To be done:
State how many lines of the entries hold the string "grid", and output nothing but that count.

Entries with figure data:

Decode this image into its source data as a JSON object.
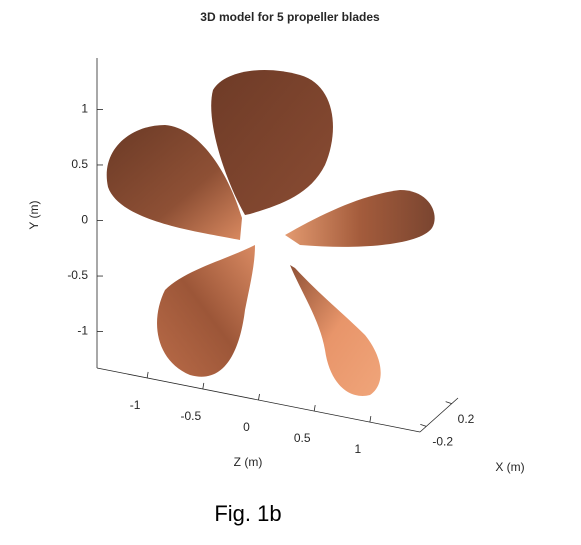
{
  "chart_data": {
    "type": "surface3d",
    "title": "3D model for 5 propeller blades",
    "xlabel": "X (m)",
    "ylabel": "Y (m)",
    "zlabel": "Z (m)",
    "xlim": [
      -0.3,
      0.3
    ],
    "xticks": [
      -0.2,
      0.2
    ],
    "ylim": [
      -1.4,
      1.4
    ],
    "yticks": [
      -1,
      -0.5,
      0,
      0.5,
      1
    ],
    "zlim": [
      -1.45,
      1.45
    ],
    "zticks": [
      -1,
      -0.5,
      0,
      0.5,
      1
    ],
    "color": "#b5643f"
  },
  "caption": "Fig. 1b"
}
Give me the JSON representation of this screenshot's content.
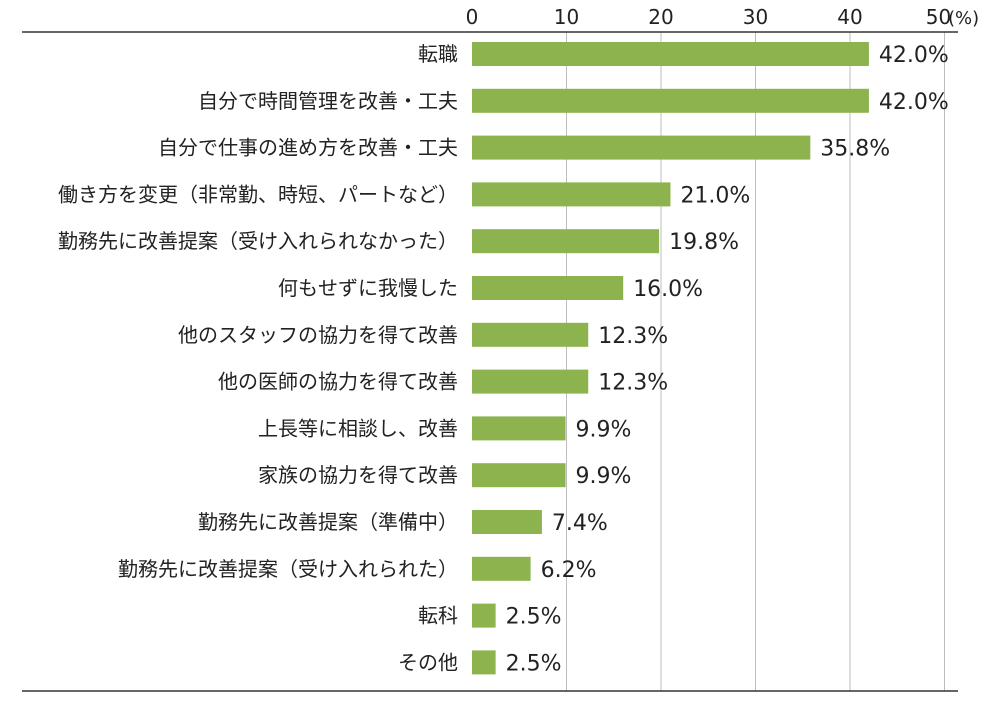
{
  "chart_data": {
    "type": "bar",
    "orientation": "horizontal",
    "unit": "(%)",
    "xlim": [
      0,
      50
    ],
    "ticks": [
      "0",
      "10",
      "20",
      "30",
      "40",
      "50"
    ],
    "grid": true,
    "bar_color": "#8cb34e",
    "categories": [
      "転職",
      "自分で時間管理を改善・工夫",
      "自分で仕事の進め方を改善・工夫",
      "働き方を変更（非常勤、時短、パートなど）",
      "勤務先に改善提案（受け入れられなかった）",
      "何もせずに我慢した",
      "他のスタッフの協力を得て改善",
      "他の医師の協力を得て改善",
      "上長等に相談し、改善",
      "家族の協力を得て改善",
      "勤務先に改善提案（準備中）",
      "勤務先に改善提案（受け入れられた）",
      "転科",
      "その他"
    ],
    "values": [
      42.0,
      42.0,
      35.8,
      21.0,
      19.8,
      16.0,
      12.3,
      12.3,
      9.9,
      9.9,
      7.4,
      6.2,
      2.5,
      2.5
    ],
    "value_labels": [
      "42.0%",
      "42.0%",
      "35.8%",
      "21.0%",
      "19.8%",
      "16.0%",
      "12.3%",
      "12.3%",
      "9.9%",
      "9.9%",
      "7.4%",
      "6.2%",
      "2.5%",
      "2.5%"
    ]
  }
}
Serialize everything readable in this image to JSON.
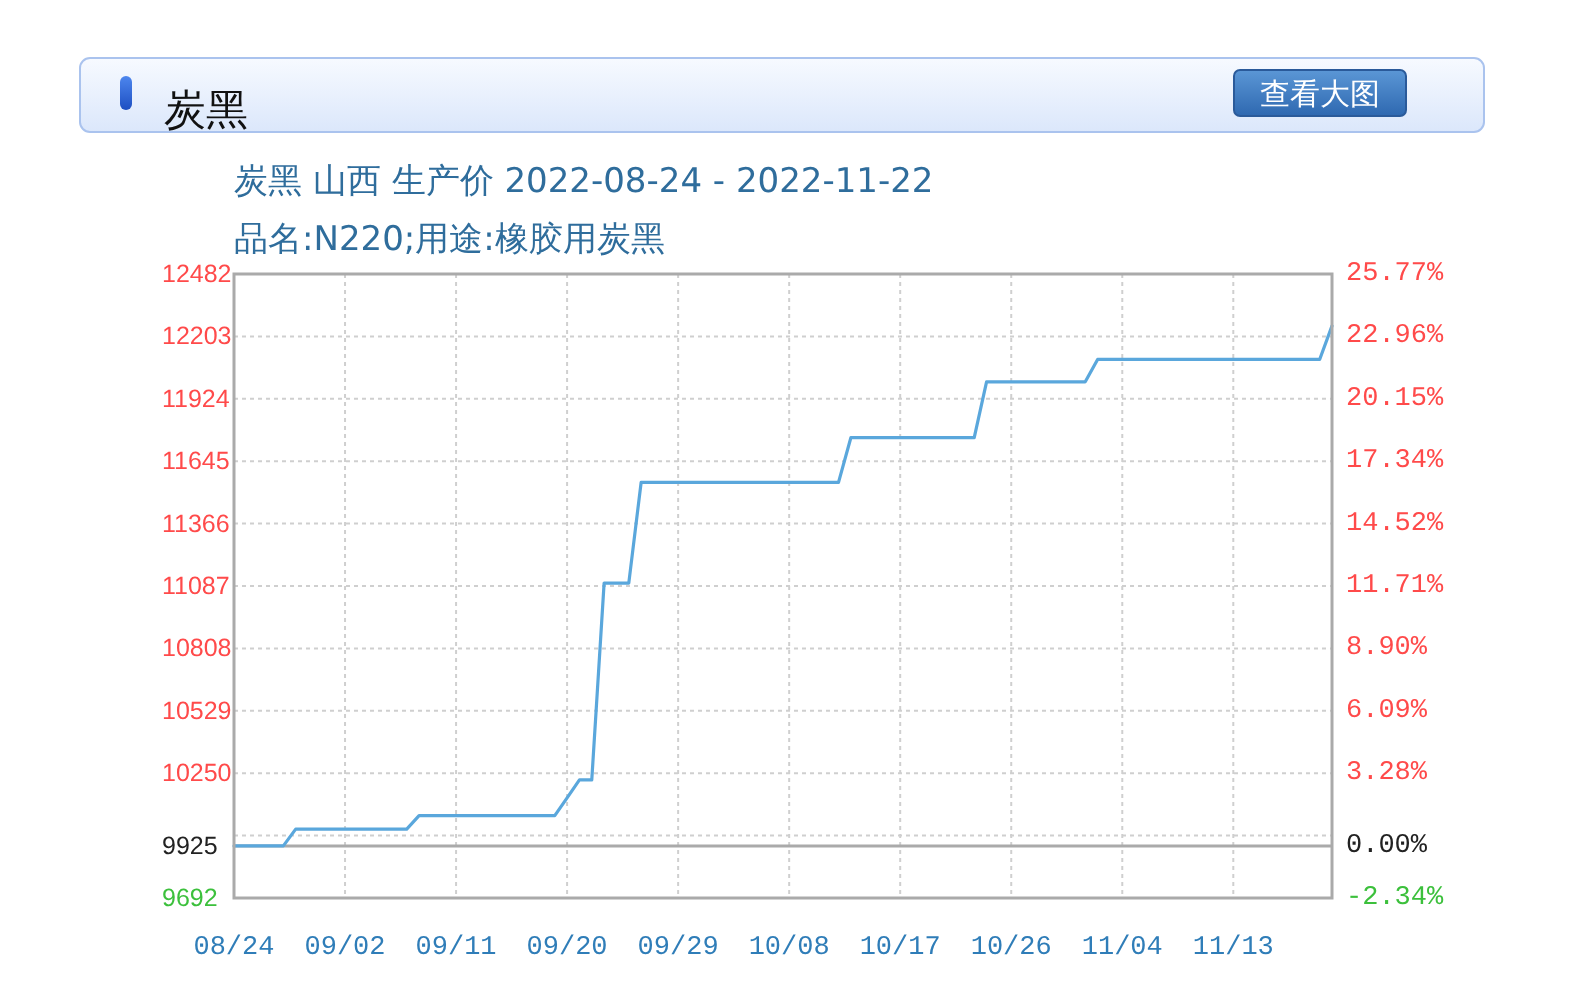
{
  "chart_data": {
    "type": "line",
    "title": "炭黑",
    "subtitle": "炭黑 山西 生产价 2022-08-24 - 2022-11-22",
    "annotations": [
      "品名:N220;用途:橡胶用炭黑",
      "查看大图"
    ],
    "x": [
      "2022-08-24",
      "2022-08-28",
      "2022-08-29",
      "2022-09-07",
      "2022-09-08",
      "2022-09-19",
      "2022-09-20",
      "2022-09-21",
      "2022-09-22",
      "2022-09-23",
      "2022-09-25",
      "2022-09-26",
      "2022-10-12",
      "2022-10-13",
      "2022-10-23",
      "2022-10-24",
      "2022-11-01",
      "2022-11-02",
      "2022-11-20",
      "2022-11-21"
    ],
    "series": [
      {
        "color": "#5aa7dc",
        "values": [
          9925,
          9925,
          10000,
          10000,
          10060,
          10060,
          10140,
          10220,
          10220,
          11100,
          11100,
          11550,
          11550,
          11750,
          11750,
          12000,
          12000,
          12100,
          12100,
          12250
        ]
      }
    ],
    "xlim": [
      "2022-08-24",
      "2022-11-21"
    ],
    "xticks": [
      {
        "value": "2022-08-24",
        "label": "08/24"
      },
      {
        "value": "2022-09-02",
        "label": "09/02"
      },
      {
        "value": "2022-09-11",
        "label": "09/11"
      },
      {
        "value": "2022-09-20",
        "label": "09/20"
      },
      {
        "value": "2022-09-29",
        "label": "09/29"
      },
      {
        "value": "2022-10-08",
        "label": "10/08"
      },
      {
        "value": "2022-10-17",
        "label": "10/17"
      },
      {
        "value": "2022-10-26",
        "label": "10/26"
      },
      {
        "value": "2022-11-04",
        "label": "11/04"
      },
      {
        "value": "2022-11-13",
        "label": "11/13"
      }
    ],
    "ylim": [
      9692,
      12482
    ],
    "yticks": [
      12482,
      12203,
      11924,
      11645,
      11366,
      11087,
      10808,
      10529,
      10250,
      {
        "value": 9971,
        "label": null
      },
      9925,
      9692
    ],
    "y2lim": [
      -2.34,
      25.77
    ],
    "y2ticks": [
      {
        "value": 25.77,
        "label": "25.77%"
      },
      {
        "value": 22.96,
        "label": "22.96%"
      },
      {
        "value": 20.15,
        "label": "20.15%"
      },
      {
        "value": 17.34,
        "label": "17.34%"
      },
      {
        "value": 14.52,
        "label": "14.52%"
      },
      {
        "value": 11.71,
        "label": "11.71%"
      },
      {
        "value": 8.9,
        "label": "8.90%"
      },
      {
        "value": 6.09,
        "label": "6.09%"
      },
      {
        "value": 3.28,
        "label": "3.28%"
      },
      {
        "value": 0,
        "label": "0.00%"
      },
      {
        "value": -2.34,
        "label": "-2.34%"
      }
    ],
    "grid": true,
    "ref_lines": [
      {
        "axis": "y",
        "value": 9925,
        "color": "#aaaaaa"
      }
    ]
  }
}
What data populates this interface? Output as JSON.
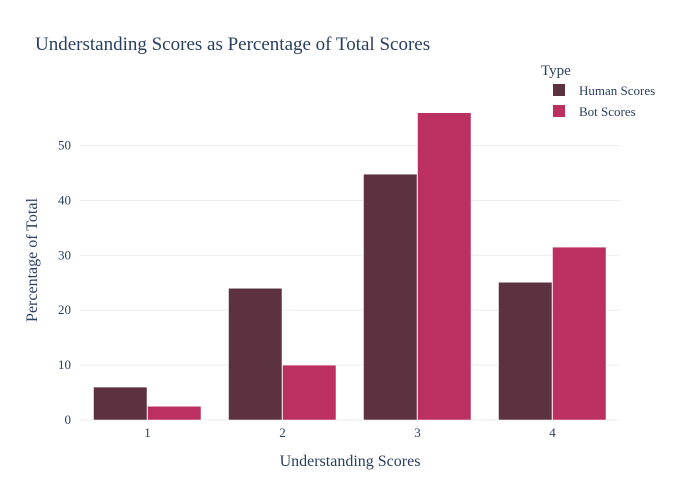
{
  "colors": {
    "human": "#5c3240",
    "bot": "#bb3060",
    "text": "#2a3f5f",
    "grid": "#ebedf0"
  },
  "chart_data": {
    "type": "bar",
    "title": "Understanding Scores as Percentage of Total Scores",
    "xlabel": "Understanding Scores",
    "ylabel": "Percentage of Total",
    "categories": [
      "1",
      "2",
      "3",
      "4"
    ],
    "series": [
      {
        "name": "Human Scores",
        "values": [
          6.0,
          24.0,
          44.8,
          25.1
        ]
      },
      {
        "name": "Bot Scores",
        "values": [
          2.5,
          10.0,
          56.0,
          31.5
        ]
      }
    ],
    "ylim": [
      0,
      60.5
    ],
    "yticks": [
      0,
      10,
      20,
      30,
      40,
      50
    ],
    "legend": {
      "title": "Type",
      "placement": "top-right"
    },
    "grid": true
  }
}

Written answer:
4